> **Aim**
Return the listing below word for word.

======== Records to use ========

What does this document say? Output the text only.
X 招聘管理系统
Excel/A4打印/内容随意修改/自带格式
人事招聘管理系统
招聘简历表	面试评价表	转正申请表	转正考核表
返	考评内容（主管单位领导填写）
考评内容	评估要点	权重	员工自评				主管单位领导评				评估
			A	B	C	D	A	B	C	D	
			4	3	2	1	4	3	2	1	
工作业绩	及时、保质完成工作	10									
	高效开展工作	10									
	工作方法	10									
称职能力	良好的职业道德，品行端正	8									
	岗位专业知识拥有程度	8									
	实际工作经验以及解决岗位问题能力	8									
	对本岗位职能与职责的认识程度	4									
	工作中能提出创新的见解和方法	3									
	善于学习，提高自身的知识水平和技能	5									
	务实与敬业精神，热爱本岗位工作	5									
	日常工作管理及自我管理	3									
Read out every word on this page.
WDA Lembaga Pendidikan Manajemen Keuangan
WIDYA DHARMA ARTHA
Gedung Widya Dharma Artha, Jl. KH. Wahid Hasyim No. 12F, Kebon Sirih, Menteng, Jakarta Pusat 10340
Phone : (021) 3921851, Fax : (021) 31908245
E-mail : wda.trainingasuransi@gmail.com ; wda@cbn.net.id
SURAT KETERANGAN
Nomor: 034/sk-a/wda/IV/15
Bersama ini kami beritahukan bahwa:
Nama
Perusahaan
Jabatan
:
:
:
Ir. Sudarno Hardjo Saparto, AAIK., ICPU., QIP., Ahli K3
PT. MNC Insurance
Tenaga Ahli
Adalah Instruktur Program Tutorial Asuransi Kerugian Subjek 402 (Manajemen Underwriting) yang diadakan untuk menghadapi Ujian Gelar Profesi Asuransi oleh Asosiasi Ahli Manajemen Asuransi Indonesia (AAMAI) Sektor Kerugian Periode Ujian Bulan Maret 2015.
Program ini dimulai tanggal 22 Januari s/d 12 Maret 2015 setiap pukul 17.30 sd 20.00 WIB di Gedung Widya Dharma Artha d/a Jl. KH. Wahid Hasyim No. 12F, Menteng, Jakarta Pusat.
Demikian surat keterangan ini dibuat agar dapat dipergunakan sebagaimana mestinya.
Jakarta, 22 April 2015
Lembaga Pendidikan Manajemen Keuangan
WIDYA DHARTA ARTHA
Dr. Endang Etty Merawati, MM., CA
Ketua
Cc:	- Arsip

========

> **Exercise response**
What does this document say? Output the text only.
X 招聘管理系统
Excel/A4打印/内容随意修改/自带格式
人事招聘管理系统
招聘简历表	面试评价表	转正申请表	转正考核表
返	考评内容（主管单位领导填写）
考评内容	评估要点	权重	员工自评				主管单位领导评				评估
			A	B	C	D	A	B	C	D	
			4	3	2	1	4	3	2	1	
工作业绩	及时、保质完成工作	10									
	高效开展工作	10									
	工作方法	10									
称职能力	良好的职业道德，品行端正	8									
	岗位专业知识拥有程度	8									
	实际工作经验以及解决岗位问题能力	8									
	对本岗位职能与职责的认识程度	4									
	工作中能提出创新的见解和方法	3									
	善于学习，提高自身的知识水平和技能	5									
	务实与敬业精神，热爱本岗位工作	5									
	日常工作管理及自我管理	3									
Read out every word on this page.
WDA Lembaga Pendidikan Manajemen Keuangan
WIDYA DHARMA ARTHA
Gedung Widya Dharma Artha, Jl. KH. Wahid Hasyim No. 12F, Kebon Sirih, Menteng, Jakarta Pusat 10340
Phone : (021) 3921851, Fax : (021) 31908245
E-mail : wda.trainingasuransi@gmail.com ; wda@cbn.net.id
SURAT KETERANGAN
Nomor: 034/sk-a/wda/IV/15
Bersama ini kami beritahukan bahwa:
Nama
Perusahaan
Jabatan
:
:
:
Ir. Sudarno Hardjo Saparto, AAIK., ICPU., QIP., Ahli K3
PT. MNC Insurance
Tenaga Ahli
Adalah Instruktur Program Tutorial Asuransi Kerugian Subjek 402 (Manajemen Underwriting) yang diadakan untuk menghadapi Ujian Gelar Profesi Asuransi oleh Asosiasi Ahli Manajemen Asuransi Indonesia (AAMAI) Sektor Kerugian Periode Ujian Bulan Maret 2015.
Program ini dimulai tanggal 22 Januari s/d 12 Maret 2015 setiap pukul 17.30 sd 20.00 WIB di Gedung Widya Dharma Artha d/a Jl. KH. Wahid Hasyim No. 12F, Menteng, Jakarta Pusat.
Demikian surat keterangan ini dibuat agar dapat dipergunakan sebagaimana mestinya.
Jakarta, 22 April 2015
Lembaga Pendidikan Manajemen Keuangan
WIDYA DHARTA ARTHA
Dr. Endang Etty Merawati, MM., CA
Ketua
Cc:	- Arsip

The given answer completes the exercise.